↓

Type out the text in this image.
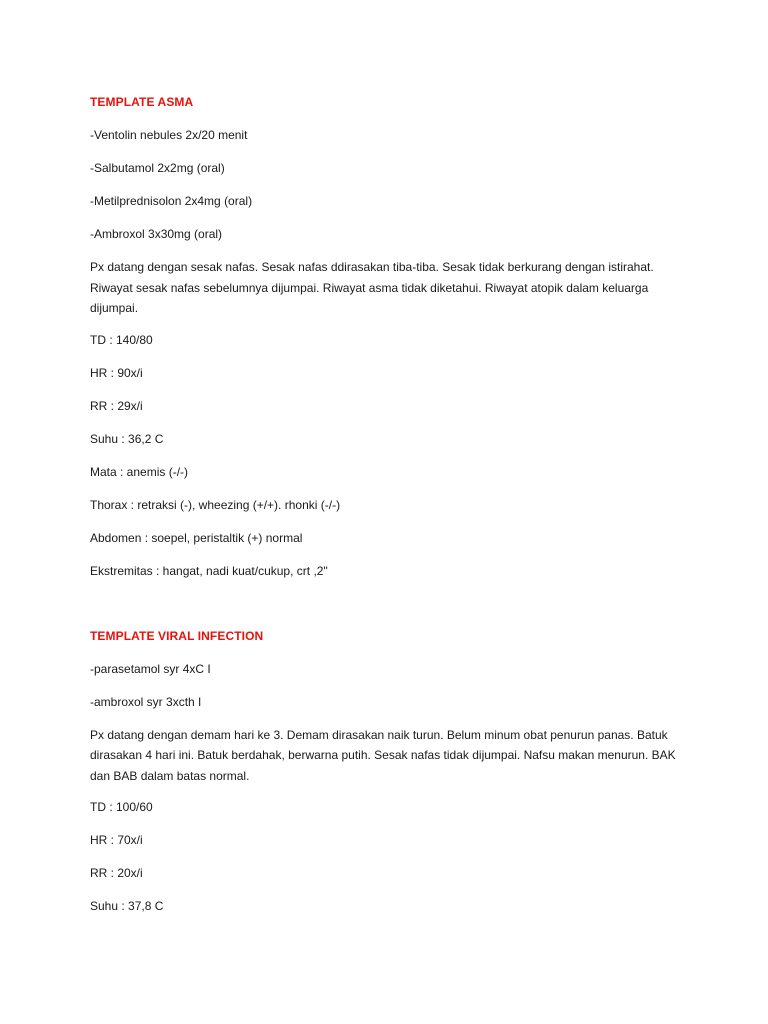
TEMPLATE ASMA
-Ventolin nebules 2x/20 menit
-Salbutamol 2x2mg (oral)
-Metilprednisolon 2x4mg (oral)
-Ambroxol 3x30mg (oral)
Px datang dengan sesak nafas. Sesak nafas ddirasakan tiba-tiba. Sesak tidak berkurang dengan istirahat. Riwayat sesak nafas sebelumnya dijumpai. Riwayat asma tidak diketahui. Riwayat atopik dalam keluarga dijumpai.
TD : 140/80
HR : 90x/i
RR : 29x/i
Suhu : 36,2 C
Mata : anemis (-/-)
Thorax : retraksi (-), wheezing (+/+). rhonki (-/-)
Abdomen : soepel, peristaltik (+) normal
Ekstremitas : hangat, nadi kuat/cukup, crt ,2"
TEMPLATE VIRAL INFECTION
-parasetamol syr 4xC I
-ambroxol syr 3xcth I
Px datang dengan demam hari ke 3. Demam dirasakan naik turun. Belum minum obat penurun panas. Batuk dirasakan 4 hari ini. Batuk berdahak, berwarna putih. Sesak nafas tidak dijumpai. Nafsu makan menurun. BAK dan BAB dalam batas normal.
TD : 100/60
HR : 70x/i
RR : 20x/i
Suhu : 37,8 C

↑

§ EXERCISE OBJECTIVE:
Set down the entries above word for word, but drop any image.

§ WRITTEN RESPONSE:
Type out the text in this image.
TEMPLATE ASMA
-Ventolin nebules 2x/20 menit
-Salbutamol 2x2mg (oral)
-Metilprednisolon 2x4mg (oral)
-Ambroxol 3x30mg (oral)
Px datang dengan sesak nafas. Sesak nafas ddirasakan tiba-tiba. Sesak tidak berkurang dengan istirahat. Riwayat sesak nafas sebelumnya dijumpai. Riwayat asma tidak diketahui. Riwayat atopik dalam keluarga dijumpai.
TD : 140/80
HR : 90x/i
RR : 29x/i
Suhu : 36,2 C
Mata : anemis (-/-)
Thorax : retraksi (-), wheezing (+/+). rhonki (-/-)
Abdomen : soepel, peristaltik (+) normal
Ekstremitas : hangat, nadi kuat/cukup, crt ,2"
TEMPLATE VIRAL INFECTION
-parasetamol syr 4xC I
-ambroxol syr 3xcth I
Px datang dengan demam hari ke 3. Demam dirasakan naik turun. Belum minum obat penurun panas. Batuk dirasakan 4 hari ini. Batuk berdahak, berwarna putih. Sesak nafas tidak dijumpai. Nafsu makan menurun. BAK dan BAB dalam batas normal.
TD : 100/60
HR : 70x/i
RR : 20x/i
Suhu : 37,8 C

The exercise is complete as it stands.